Task objective => Scan the listing and work out how many lines contain the word "content". Nothing but the number should be given.

+-------+

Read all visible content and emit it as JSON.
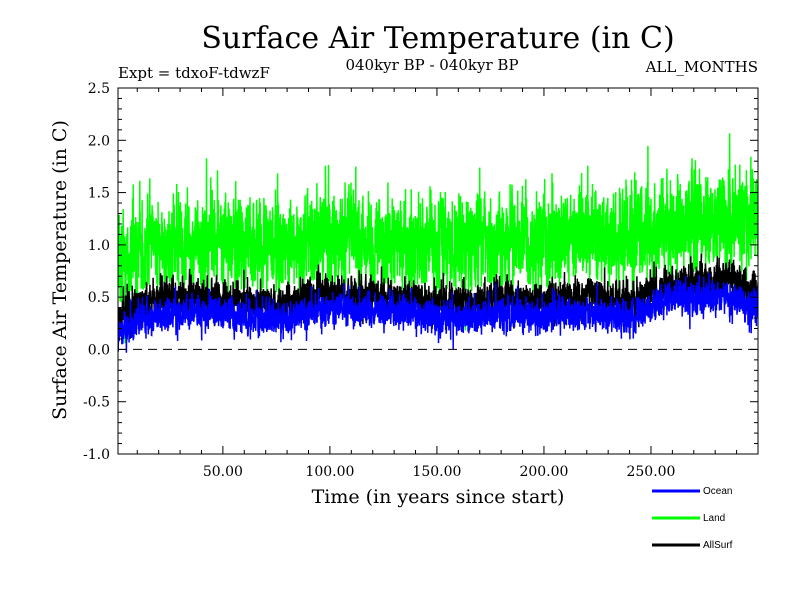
{
  "chart_data": {
    "type": "line",
    "title": "Surface Air Temperature (in C)",
    "subtitle": "040kyr BP - 040kyr BP",
    "experiment": "Expt = tdxoF-tdwzF",
    "months": "ALL_MONTHS",
    "xlabel": "Time (in years since start)",
    "ylabel": "Surface Air Temperature (in C)",
    "xlim": [
      1,
      300
    ],
    "ylim": [
      -1.0,
      2.5
    ],
    "x_ticks": [
      50,
      100,
      150,
      200,
      250
    ],
    "x_tick_labels": [
      "50.00",
      "100.00",
      "150.00",
      "200.00",
      "250.00"
    ],
    "y_ticks": [
      -1.0,
      -0.5,
      0.0,
      0.5,
      1.0,
      1.5,
      2.0,
      2.5
    ],
    "y_tick_labels": [
      "-1.0",
      "-0.5",
      "0.0",
      "0.5",
      "1.0",
      "1.5",
      "2.0",
      "2.5"
    ],
    "reference_line": 0.0,
    "legend_placement": "bottom-right, below plot",
    "series": [
      {
        "name": "Land",
        "color": "#00ff00",
        "x": [
          1,
          15,
          30,
          45,
          60,
          75,
          90,
          105,
          120,
          135,
          150,
          165,
          180,
          195,
          210,
          225,
          240,
          255,
          270,
          285,
          300
        ],
        "values": [
          0.85,
          0.95,
          1.0,
          1.0,
          1.0,
          0.95,
          1.05,
          1.1,
          1.0,
          1.05,
          1.0,
          1.0,
          1.05,
          1.0,
          1.05,
          1.1,
          1.1,
          1.15,
          1.2,
          1.25,
          1.25
        ],
        "spread": 0.55
      },
      {
        "name": "Ocean",
        "color": "#0000ff",
        "x": [
          1,
          15,
          30,
          45,
          60,
          75,
          90,
          105,
          120,
          135,
          150,
          165,
          180,
          195,
          210,
          225,
          240,
          255,
          270,
          285,
          300
        ],
        "values": [
          0.15,
          0.3,
          0.35,
          0.35,
          0.3,
          0.3,
          0.35,
          0.4,
          0.35,
          0.35,
          0.3,
          0.3,
          0.35,
          0.3,
          0.35,
          0.35,
          0.3,
          0.45,
          0.5,
          0.5,
          0.4
        ],
        "spread": 0.2
      },
      {
        "name": "AllSurf",
        "color": "#000000",
        "x": [
          1,
          15,
          30,
          45,
          60,
          75,
          90,
          105,
          120,
          135,
          150,
          165,
          180,
          195,
          210,
          225,
          240,
          255,
          270,
          285,
          300
        ],
        "values": [
          0.35,
          0.45,
          0.5,
          0.5,
          0.45,
          0.45,
          0.5,
          0.55,
          0.5,
          0.5,
          0.45,
          0.45,
          0.5,
          0.45,
          0.5,
          0.5,
          0.45,
          0.6,
          0.65,
          0.7,
          0.55
        ],
        "spread": 0.22
      }
    ]
  }
}
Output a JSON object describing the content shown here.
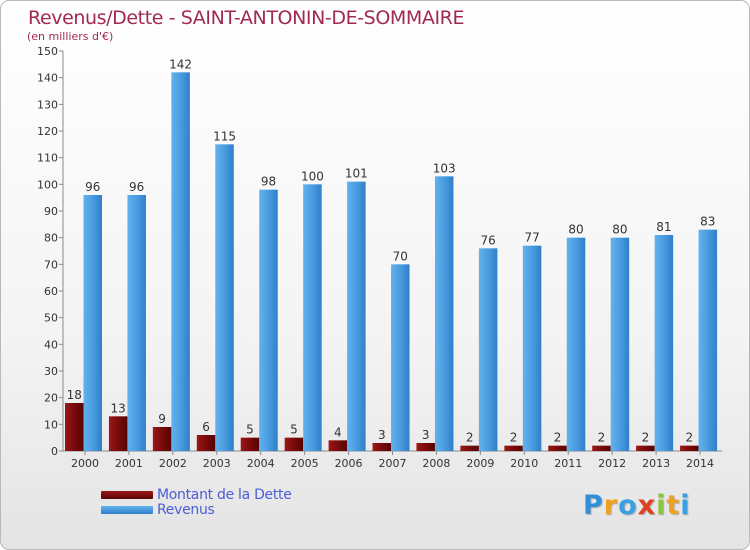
{
  "chart_data": {
    "type": "bar",
    "title": "Revenus/Dette - SAINT-ANTONIN-DE-SOMMAIRE",
    "subtitle": "(en milliers d'€)",
    "categories": [
      "2000",
      "2001",
      "2002",
      "2003",
      "2004",
      "2005",
      "2006",
      "2007",
      "2008",
      "2009",
      "2010",
      "2011",
      "2012",
      "2013",
      "2014"
    ],
    "series": [
      {
        "name": "Montant de la Dette",
        "color": "#7a0a0a",
        "values": [
          18,
          13,
          9,
          6,
          5,
          5,
          4,
          3,
          3,
          2,
          2,
          2,
          2,
          2,
          2
        ]
      },
      {
        "name": "Revenus",
        "color": "#4a9ce0",
        "values": [
          96,
          96,
          142,
          115,
          98,
          100,
          101,
          70,
          103,
          76,
          77,
          80,
          80,
          81,
          83
        ]
      }
    ],
    "ylim": [
      0,
      150
    ],
    "yticks": [
      0,
      10,
      20,
      30,
      40,
      50,
      60,
      70,
      80,
      90,
      100,
      110,
      120,
      130,
      140,
      150
    ],
    "grid": false,
    "legend": "bottom-left",
    "data_labels": true
  },
  "logo": {
    "letters": [
      {
        "ch": "P",
        "color": "#2f8fd8"
      },
      {
        "ch": "r",
        "color": "#f0a020"
      },
      {
        "ch": "o",
        "color": "#3aa0e0"
      },
      {
        "ch": "x",
        "color": "#e04020"
      },
      {
        "ch": "i",
        "color": "#8cc63f"
      },
      {
        "ch": "t",
        "color": "#f0a020"
      },
      {
        "ch": "i",
        "color": "#3aa0e0"
      }
    ]
  }
}
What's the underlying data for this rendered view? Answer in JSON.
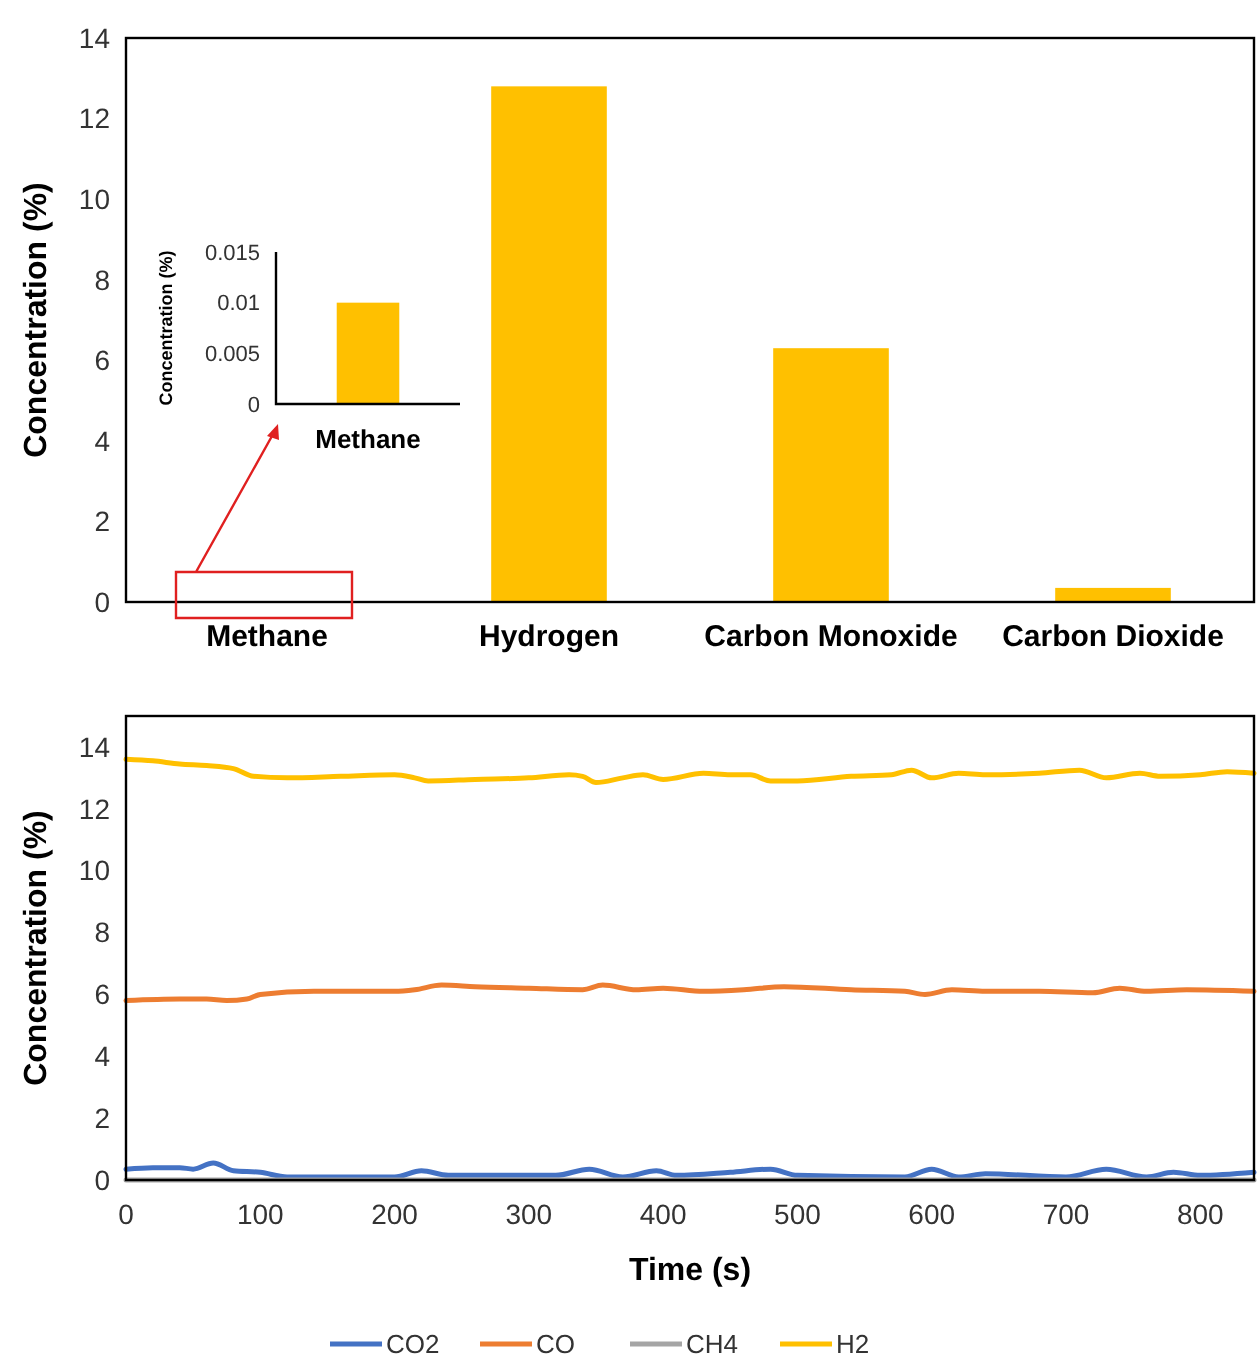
{
  "chart_data": [
    {
      "type": "bar",
      "categories": [
        "Methane",
        "Hydrogen",
        "Carbon Monoxide",
        "Carbon Dioxide"
      ],
      "values": [
        null,
        12.8,
        6.3,
        0.35
      ],
      "color": "#ffc000",
      "ylabel": "Concentration (%)",
      "ylim": [
        0,
        14
      ],
      "yticks": [
        0,
        2,
        4,
        6,
        8,
        10,
        12,
        14
      ]
    },
    {
      "type": "bar",
      "categories": [
        "Methane"
      ],
      "values": [
        0.01
      ],
      "color": "#ffc000",
      "ylabel": "Concentration (%)",
      "ylim": [
        0,
        0.015
      ],
      "yticks": [
        0,
        0.005,
        0.01,
        0.015
      ]
    },
    {
      "type": "line",
      "xlabel": "Time (s)",
      "ylabel": "Concentration (%)",
      "xlim": [
        0,
        840
      ],
      "xticks": [
        0,
        100,
        200,
        300,
        400,
        500,
        600,
        700,
        800
      ],
      "ylim": [
        0,
        15
      ],
      "yticks": [
        0,
        2,
        4,
        6,
        8,
        10,
        12,
        14
      ],
      "legend": "bottom",
      "series": [
        {
          "name": "CO2",
          "color": "#4472c4",
          "x": [
            0,
            20,
            40,
            50,
            65,
            80,
            100,
            120,
            200,
            220,
            240,
            320,
            345,
            370,
            395,
            410,
            450,
            480,
            500,
            580,
            600,
            620,
            640,
            700,
            730,
            760,
            780,
            800,
            840
          ],
          "values": [
            0.35,
            0.4,
            0.4,
            0.35,
            0.55,
            0.3,
            0.25,
            0.1,
            0.1,
            0.3,
            0.15,
            0.15,
            0.35,
            0.1,
            0.3,
            0.15,
            0.25,
            0.35,
            0.15,
            0.1,
            0.35,
            0.1,
            0.2,
            0.1,
            0.35,
            0.1,
            0.25,
            0.15,
            0.25
          ]
        },
        {
          "name": "CO",
          "color": "#ed7d31",
          "x": [
            0,
            40,
            60,
            75,
            90,
            100,
            140,
            200,
            215,
            235,
            260,
            300,
            340,
            355,
            380,
            400,
            430,
            460,
            490,
            540,
            580,
            595,
            615,
            640,
            680,
            720,
            740,
            760,
            790,
            840
          ],
          "values": [
            5.8,
            5.85,
            5.85,
            5.8,
            5.85,
            6.0,
            6.1,
            6.1,
            6.15,
            6.3,
            6.25,
            6.2,
            6.15,
            6.3,
            6.15,
            6.2,
            6.1,
            6.15,
            6.25,
            6.15,
            6.1,
            6.0,
            6.15,
            6.1,
            6.1,
            6.05,
            6.2,
            6.1,
            6.15,
            6.1
          ]
        },
        {
          "name": "CH4",
          "color": "#a5a5a5",
          "x": [
            0,
            840
          ],
          "values": [
            0,
            0
          ]
        },
        {
          "name": "H2",
          "color": "#ffc000",
          "x": [
            0,
            20,
            40,
            60,
            80,
            95,
            120,
            160,
            200,
            215,
            225,
            260,
            300,
            330,
            340,
            350,
            370,
            385,
            400,
            430,
            450,
            465,
            480,
            500,
            540,
            570,
            585,
            600,
            620,
            640,
            680,
            710,
            730,
            755,
            770,
            800,
            820,
            840
          ],
          "values": [
            13.6,
            13.55,
            13.45,
            13.4,
            13.3,
            13.05,
            13.0,
            13.05,
            13.1,
            13.0,
            12.9,
            12.95,
            13.0,
            13.1,
            13.05,
            12.85,
            13.0,
            13.1,
            12.95,
            13.15,
            13.1,
            13.1,
            12.9,
            12.9,
            13.05,
            13.1,
            13.25,
            13.0,
            13.15,
            13.1,
            13.15,
            13.25,
            13.0,
            13.15,
            13.05,
            13.1,
            13.2,
            13.15
          ]
        }
      ]
    }
  ]
}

+-------+

Response => 2